YOUR OBJECTIVE:
Please copy out the following records exactly as they stand, every line of each.

╭─ DATA FOR THIS EXERCISE

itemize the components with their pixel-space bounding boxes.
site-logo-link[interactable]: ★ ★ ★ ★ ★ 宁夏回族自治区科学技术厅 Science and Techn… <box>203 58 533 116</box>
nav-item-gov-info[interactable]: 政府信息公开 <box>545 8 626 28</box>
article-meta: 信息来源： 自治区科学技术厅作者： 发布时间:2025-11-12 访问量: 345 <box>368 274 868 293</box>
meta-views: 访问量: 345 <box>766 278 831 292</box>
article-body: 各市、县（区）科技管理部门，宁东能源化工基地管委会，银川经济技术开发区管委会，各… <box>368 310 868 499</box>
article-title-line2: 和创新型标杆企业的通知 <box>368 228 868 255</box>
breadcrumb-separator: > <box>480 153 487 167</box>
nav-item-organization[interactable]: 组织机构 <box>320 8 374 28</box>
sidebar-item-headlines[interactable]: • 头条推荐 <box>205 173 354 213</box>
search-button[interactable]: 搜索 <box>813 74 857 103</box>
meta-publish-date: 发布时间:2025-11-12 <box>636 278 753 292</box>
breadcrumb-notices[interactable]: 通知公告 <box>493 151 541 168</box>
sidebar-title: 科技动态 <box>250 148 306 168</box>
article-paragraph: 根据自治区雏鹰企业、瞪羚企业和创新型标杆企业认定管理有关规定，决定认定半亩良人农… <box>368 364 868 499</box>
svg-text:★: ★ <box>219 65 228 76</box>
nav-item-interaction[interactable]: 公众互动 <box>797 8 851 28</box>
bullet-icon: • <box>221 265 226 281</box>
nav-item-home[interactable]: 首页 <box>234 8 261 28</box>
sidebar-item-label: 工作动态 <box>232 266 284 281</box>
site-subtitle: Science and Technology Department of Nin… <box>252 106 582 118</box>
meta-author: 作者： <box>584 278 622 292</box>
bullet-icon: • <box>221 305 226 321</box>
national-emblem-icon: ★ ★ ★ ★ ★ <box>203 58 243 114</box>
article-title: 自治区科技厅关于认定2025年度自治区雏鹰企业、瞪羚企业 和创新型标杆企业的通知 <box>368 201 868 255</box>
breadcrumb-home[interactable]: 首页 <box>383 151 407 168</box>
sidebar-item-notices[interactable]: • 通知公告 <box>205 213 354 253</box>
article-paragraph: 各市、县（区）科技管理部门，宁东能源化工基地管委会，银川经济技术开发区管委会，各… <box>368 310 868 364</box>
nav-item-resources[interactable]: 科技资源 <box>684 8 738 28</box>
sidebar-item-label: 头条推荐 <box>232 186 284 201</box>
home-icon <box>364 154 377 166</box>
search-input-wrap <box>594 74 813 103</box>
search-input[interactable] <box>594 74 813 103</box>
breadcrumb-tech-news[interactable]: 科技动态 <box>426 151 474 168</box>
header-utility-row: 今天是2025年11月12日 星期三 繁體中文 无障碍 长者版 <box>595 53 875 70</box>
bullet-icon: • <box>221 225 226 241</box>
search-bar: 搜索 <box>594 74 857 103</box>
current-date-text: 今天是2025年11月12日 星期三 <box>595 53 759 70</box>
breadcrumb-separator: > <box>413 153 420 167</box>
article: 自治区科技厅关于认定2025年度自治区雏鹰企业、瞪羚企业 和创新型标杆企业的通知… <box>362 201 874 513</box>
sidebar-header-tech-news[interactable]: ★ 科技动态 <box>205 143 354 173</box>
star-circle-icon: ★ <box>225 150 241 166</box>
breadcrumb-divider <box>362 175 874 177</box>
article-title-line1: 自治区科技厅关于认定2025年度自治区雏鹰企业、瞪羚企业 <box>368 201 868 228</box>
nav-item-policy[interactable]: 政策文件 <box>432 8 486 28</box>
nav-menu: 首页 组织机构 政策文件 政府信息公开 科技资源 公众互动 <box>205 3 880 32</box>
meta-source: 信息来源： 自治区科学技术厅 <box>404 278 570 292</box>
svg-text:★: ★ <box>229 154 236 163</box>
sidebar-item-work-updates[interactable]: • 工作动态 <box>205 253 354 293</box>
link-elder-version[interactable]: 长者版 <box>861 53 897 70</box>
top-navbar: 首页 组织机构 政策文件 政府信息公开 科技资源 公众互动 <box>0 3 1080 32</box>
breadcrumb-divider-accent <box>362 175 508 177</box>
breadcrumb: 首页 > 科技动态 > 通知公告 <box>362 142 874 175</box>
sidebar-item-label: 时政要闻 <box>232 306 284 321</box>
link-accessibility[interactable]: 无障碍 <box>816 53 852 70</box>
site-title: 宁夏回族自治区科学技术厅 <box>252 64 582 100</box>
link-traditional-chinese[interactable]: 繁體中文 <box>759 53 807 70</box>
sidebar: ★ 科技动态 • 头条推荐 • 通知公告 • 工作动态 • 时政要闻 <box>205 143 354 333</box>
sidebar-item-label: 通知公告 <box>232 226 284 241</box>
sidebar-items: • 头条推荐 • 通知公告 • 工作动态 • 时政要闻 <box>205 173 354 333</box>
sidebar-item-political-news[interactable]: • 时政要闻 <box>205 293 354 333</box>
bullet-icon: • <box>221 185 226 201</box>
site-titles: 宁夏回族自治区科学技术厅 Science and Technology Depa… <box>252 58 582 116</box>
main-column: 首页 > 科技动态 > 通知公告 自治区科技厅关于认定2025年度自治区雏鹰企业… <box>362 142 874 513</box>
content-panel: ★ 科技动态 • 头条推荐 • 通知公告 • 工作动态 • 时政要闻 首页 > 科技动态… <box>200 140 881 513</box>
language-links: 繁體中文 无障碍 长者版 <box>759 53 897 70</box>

╰─

COMPLETED EXERCISE:
itemize the components with their pixel-space bounding boxes.
site-logo-link[interactable]: ★ ★ ★ ★ ★ 宁夏回族自治区科学技术厅 Science and Techn… <box>203 58 533 116</box>
nav-item-gov-info[interactable]: 政府信息公开 <box>545 8 626 28</box>
article-meta: 信息来源： 自治区科学技术厅作者： 发布时间:2025-11-12 访问量: 345 <box>368 274 868 293</box>
meta-views: 访问量: 345 <box>766 278 831 292</box>
article-body: 各市、县（区）科技管理部门，宁东能源化工基地管委会，银川经济技术开发区管委会，各… <box>368 310 868 499</box>
article-title-line2: 和创新型标杆企业的通知 <box>368 228 868 255</box>
breadcrumb-separator: > <box>480 153 487 167</box>
nav-item-organization[interactable]: 组织机构 <box>320 8 374 28</box>
sidebar-item-headlines[interactable]: • 头条推荐 <box>205 173 354 213</box>
search-button[interactable]: 搜索 <box>813 74 857 103</box>
meta-publish-date: 发布时间:2025-11-12 <box>636 278 753 292</box>
breadcrumb-notices[interactable]: 通知公告 <box>493 151 541 168</box>
sidebar-title: 科技动态 <box>250 148 306 168</box>
article-paragraph: 根据自治区雏鹰企业、瞪羚企业和创新型标杆企业认定管理有关规定，决定认定半亩良人农… <box>368 364 868 499</box>
svg-text:★: ★ <box>219 65 228 76</box>
nav-item-interaction[interactable]: 公众互动 <box>797 8 851 28</box>
bullet-icon: • <box>221 265 226 281</box>
nav-item-home[interactable]: 首页 <box>234 8 261 28</box>
sidebar-item-label: 工作动态 <box>232 266 284 281</box>
site-subtitle: Science and Technology Department of Nin… <box>252 106 582 118</box>
meta-author: 作者： <box>584 278 622 292</box>
bullet-icon: • <box>221 305 226 321</box>
national-emblem-icon: ★ ★ ★ ★ ★ <box>203 58 243 114</box>
article-title: 自治区科技厅关于认定2025年度自治区雏鹰企业、瞪羚企业 和创新型标杆企业的通知 <box>368 201 868 255</box>
breadcrumb-home[interactable]: 首页 <box>383 151 407 168</box>
sidebar-item-notices[interactable]: • 通知公告 <box>205 213 354 253</box>
article-paragraph: 各市、县（区）科技管理部门，宁东能源化工基地管委会，银川经济技术开发区管委会，各… <box>368 310 868 364</box>
nav-item-resources[interactable]: 科技资源 <box>684 8 738 28</box>
sidebar-item-label: 头条推荐 <box>232 186 284 201</box>
home-icon <box>364 154 377 166</box>
search-input-wrap <box>594 74 813 103</box>
search-input[interactable] <box>594 74 813 103</box>
breadcrumb-tech-news[interactable]: 科技动态 <box>426 151 474 168</box>
header-utility-row: 今天是2025年11月12日 星期三 繁體中文 无障碍 长者版 <box>595 53 875 70</box>
bullet-icon: • <box>221 225 226 241</box>
search-bar: 搜索 <box>594 74 857 103</box>
current-date-text: 今天是2025年11月12日 星期三 <box>595 53 759 70</box>
breadcrumb-separator: > <box>413 153 420 167</box>
article: 自治区科技厅关于认定2025年度自治区雏鹰企业、瞪羚企业 和创新型标杆企业的通知… <box>362 201 874 513</box>
sidebar-header-tech-news[interactable]: ★ 科技动态 <box>205 143 354 173</box>
star-circle-icon: ★ <box>225 150 241 166</box>
breadcrumb-divider <box>362 175 874 177</box>
article-title-line1: 自治区科技厅关于认定2025年度自治区雏鹰企业、瞪羚企业 <box>368 201 868 228</box>
nav-item-policy[interactable]: 政策文件 <box>432 8 486 28</box>
nav-menu: 首页 组织机构 政策文件 政府信息公开 科技资源 公众互动 <box>205 3 880 32</box>
meta-source: 信息来源： 自治区科学技术厅 <box>404 278 570 292</box>
svg-text:★: ★ <box>229 154 236 163</box>
sidebar-item-work-updates[interactable]: • 工作动态 <box>205 253 354 293</box>
link-elder-version[interactable]: 长者版 <box>861 53 897 70</box>
top-navbar: 首页 组织机构 政策文件 政府信息公开 科技资源 公众互动 <box>0 3 1080 32</box>
breadcrumb-divider-accent <box>362 175 508 177</box>
breadcrumb: 首页 > 科技动态 > 通知公告 <box>362 142 874 175</box>
sidebar-item-label: 时政要闻 <box>232 306 284 321</box>
link-accessibility[interactable]: 无障碍 <box>816 53 852 70</box>
site-title: 宁夏回族自治区科学技术厅 <box>252 64 582 100</box>
link-traditional-chinese[interactable]: 繁體中文 <box>759 53 807 70</box>
sidebar: ★ 科技动态 • 头条推荐 • 通知公告 • 工作动态 • 时政要闻 <box>205 143 354 333</box>
sidebar-item-label: 通知公告 <box>232 226 284 241</box>
sidebar-items: • 头条推荐 • 通知公告 • 工作动态 • 时政要闻 <box>205 173 354 333</box>
sidebar-item-political-news[interactable]: • 时政要闻 <box>205 293 354 333</box>
bullet-icon: • <box>221 185 226 201</box>
site-titles: 宁夏回族自治区科学技术厅 Science and Technology Depa… <box>252 58 582 116</box>
main-column: 首页 > 科技动态 > 通知公告 自治区科技厅关于认定2025年度自治区雏鹰企业… <box>362 142 874 513</box>
content-panel: ★ 科技动态 • 头条推荐 • 通知公告 • 工作动态 • 时政要闻 首页 > 科技动态… <box>200 140 881 513</box>
language-links: 繁體中文 无障碍 长者版 <box>759 53 897 70</box>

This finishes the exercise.